(Extracted data entries)
----------

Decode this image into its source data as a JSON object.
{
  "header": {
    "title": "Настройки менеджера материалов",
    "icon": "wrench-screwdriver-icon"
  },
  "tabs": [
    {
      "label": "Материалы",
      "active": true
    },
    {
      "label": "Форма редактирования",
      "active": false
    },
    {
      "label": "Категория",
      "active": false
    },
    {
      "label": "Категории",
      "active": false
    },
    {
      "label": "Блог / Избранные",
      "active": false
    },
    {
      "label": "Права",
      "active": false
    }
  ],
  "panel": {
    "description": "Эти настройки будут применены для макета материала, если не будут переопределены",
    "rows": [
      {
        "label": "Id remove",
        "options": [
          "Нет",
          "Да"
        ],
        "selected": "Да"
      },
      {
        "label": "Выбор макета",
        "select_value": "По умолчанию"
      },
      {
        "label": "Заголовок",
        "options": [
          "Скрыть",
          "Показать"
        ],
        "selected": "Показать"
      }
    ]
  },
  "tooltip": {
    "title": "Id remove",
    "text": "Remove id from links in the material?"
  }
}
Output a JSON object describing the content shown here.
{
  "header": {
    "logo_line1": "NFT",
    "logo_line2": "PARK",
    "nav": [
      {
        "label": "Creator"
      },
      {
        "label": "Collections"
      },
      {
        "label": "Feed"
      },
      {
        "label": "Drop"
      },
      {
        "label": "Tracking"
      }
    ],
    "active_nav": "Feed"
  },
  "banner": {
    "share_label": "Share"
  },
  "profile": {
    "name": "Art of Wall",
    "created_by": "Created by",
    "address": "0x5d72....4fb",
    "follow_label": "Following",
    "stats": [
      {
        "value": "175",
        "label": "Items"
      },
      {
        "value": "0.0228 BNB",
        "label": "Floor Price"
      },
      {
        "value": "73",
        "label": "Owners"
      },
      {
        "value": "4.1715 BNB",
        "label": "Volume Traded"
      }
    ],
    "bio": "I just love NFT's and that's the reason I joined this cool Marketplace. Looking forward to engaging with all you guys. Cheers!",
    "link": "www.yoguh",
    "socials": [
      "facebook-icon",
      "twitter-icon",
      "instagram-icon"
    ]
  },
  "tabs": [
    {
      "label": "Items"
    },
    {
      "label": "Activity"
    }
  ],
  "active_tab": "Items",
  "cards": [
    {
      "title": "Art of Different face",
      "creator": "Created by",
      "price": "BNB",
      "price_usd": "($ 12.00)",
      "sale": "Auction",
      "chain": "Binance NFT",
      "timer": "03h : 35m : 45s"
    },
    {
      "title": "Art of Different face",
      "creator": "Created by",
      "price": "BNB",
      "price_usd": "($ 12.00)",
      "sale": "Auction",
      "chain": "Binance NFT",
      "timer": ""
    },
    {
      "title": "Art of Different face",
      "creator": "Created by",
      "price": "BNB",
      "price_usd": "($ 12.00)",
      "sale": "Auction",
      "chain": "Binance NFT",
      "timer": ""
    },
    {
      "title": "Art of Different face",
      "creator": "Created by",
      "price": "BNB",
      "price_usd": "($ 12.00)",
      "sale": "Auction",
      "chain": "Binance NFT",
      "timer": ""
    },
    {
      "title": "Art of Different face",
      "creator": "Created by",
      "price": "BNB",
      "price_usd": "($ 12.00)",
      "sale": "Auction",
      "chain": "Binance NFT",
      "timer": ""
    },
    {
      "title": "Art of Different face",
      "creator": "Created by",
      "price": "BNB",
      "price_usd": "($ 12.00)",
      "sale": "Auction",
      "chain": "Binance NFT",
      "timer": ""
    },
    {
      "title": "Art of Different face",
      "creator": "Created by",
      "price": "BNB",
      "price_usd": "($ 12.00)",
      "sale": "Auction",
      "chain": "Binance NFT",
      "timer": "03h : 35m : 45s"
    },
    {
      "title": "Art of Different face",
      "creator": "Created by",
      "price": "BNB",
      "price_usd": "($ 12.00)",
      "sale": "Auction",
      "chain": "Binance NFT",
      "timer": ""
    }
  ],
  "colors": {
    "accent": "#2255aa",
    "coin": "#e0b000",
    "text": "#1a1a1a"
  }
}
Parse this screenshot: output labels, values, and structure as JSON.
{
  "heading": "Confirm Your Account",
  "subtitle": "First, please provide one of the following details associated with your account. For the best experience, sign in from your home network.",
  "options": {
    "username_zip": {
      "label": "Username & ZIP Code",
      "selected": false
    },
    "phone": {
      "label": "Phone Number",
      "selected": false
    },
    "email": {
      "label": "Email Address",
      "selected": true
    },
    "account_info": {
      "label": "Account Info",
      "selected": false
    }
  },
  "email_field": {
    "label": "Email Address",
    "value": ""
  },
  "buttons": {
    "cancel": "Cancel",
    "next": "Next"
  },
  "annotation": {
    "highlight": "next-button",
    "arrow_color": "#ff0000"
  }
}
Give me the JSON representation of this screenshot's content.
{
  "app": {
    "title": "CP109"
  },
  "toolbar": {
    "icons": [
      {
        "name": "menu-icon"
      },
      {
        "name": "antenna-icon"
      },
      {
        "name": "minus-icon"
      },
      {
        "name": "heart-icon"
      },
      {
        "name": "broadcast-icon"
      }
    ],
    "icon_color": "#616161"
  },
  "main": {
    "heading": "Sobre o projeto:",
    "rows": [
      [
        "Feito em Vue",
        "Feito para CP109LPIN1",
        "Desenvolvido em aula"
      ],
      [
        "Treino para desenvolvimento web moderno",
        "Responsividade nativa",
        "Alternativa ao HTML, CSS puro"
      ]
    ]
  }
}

----------

== Your instructions ==
Give only the number of lines in the entries above that hold the string "Items".

== Output for this task ==
3